**The task**
Set out the lines of the items as a numbered list, from the very first line through the line with "text-line: 约有 3/4", both included, and omit any blank lines.

***** Data for this task

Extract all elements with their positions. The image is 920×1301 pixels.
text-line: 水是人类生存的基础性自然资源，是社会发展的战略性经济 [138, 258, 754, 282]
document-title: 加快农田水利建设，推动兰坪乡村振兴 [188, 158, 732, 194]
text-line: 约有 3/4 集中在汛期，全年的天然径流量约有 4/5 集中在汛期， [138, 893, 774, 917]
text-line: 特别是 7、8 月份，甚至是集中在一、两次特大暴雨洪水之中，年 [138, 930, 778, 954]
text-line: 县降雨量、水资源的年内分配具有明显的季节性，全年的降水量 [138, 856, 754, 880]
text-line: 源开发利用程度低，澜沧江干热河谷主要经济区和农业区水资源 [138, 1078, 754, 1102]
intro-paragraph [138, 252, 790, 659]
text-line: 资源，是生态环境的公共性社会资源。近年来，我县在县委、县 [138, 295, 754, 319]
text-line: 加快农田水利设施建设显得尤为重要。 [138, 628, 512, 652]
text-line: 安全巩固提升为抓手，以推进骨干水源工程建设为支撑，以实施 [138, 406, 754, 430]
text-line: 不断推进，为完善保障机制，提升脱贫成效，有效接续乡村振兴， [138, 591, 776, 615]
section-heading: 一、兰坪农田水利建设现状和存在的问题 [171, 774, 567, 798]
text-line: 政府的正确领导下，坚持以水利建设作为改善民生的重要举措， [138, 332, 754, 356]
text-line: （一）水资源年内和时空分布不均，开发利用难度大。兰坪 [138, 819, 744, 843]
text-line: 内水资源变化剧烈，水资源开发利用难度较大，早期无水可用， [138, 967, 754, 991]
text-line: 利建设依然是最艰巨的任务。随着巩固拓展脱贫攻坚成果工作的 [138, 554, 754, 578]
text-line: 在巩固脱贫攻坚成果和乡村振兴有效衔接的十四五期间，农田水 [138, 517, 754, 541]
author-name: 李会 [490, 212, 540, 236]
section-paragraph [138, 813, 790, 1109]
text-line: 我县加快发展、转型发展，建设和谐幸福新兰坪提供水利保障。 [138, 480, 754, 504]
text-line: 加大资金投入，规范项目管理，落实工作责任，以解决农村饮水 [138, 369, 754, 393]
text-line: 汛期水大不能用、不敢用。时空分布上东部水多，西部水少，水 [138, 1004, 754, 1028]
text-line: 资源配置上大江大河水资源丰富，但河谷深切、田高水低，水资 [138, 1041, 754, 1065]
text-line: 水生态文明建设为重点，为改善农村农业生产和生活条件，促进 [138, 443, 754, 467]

**********

**Result of this task**
1. Extract all elements with their positions. The image is 920×1301 pixels.
2. text-line: 水是人类生存的基础性自然资源，是社会发展的战略性经济 [138, 258, 754, 282]
3. document-title: 加快农田水利建设，推动兰坪乡村振兴 [188, 158, 732, 194]
4. text-line: 约有 3/4 集中在汛期，全年的天然径流量约有 4/5 集中在汛期， [138, 893, 774, 917]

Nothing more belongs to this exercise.